• **Written instruction**
Reproduce the listing below without changes, except that pictures are left out.

• **Input material**
------------------------------------------------
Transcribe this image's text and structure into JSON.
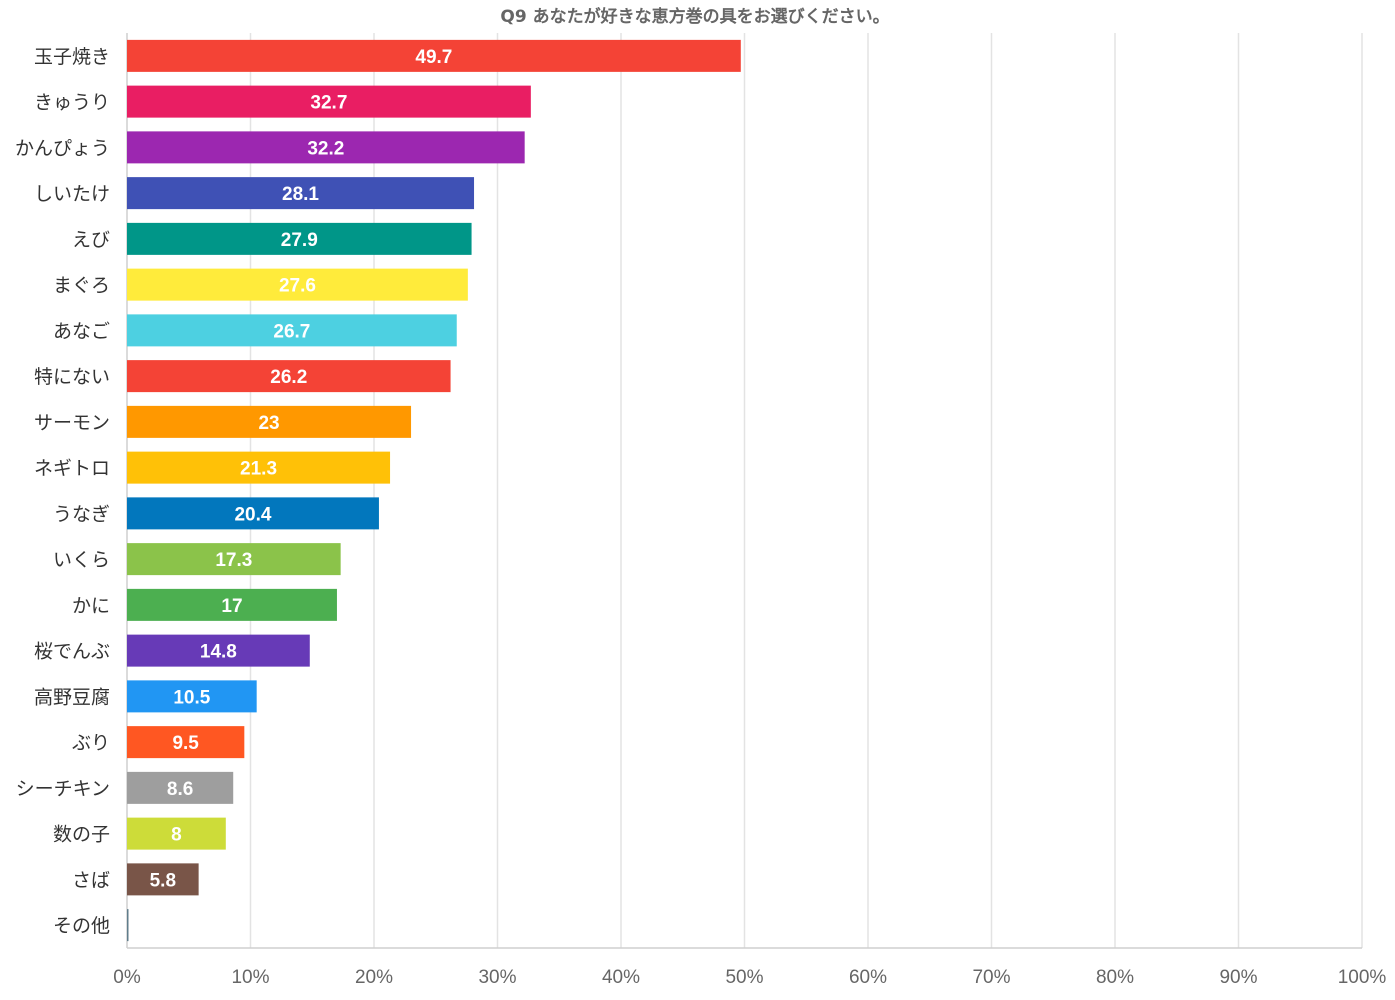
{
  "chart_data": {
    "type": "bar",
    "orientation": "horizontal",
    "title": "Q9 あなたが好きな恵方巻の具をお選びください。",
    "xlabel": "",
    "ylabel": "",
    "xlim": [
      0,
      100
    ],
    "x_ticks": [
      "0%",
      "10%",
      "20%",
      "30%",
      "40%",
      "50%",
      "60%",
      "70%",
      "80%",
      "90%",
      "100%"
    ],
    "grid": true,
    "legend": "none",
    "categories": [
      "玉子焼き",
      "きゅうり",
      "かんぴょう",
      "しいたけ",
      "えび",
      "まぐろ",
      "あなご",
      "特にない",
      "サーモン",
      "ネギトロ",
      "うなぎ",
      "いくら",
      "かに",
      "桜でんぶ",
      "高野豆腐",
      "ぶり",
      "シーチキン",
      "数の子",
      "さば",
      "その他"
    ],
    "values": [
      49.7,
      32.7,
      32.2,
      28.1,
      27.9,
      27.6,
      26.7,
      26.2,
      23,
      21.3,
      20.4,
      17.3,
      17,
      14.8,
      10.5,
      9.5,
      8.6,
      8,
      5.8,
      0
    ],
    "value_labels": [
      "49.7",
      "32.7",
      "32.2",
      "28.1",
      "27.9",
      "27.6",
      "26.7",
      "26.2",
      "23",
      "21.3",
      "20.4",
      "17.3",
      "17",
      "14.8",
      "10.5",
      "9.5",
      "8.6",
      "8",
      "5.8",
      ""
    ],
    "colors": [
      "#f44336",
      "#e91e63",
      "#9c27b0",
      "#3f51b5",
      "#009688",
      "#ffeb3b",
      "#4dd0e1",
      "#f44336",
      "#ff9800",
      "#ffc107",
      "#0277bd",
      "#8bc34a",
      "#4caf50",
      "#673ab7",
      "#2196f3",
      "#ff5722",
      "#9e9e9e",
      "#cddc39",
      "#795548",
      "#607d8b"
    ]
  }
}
------------------------------------------------
• **Finished answer**
Transcribe this image's text and structure into JSON.
{
  "chart_data": {
    "type": "bar",
    "orientation": "horizontal",
    "title": "Q9 あなたが好きな恵方巻の具をお選びください。",
    "xlabel": "",
    "ylabel": "",
    "xlim": [
      0,
      100
    ],
    "x_ticks": [
      "0%",
      "10%",
      "20%",
      "30%",
      "40%",
      "50%",
      "60%",
      "70%",
      "80%",
      "90%",
      "100%"
    ],
    "grid": true,
    "legend": "none",
    "categories": [
      "玉子焼き",
      "きゅうり",
      "かんぴょう",
      "しいたけ",
      "えび",
      "まぐろ",
      "あなご",
      "特にない",
      "サーモン",
      "ネギトロ",
      "うなぎ",
      "いくら",
      "かに",
      "桜でんぶ",
      "高野豆腐",
      "ぶり",
      "シーチキン",
      "数の子",
      "さば",
      "その他"
    ],
    "values": [
      49.7,
      32.7,
      32.2,
      28.1,
      27.9,
      27.6,
      26.7,
      26.2,
      23,
      21.3,
      20.4,
      17.3,
      17,
      14.8,
      10.5,
      9.5,
      8.6,
      8,
      5.8,
      0
    ],
    "value_labels": [
      "49.7",
      "32.7",
      "32.2",
      "28.1",
      "27.9",
      "27.6",
      "26.7",
      "26.2",
      "23",
      "21.3",
      "20.4",
      "17.3",
      "17",
      "14.8",
      "10.5",
      "9.5",
      "8.6",
      "8",
      "5.8",
      ""
    ],
    "colors": [
      "#f44336",
      "#e91e63",
      "#9c27b0",
      "#3f51b5",
      "#009688",
      "#ffeb3b",
      "#4dd0e1",
      "#f44336",
      "#ff9800",
      "#ffc107",
      "#0277bd",
      "#8bc34a",
      "#4caf50",
      "#673ab7",
      "#2196f3",
      "#ff5722",
      "#9e9e9e",
      "#cddc39",
      "#795548",
      "#607d8b"
    ]
  }
}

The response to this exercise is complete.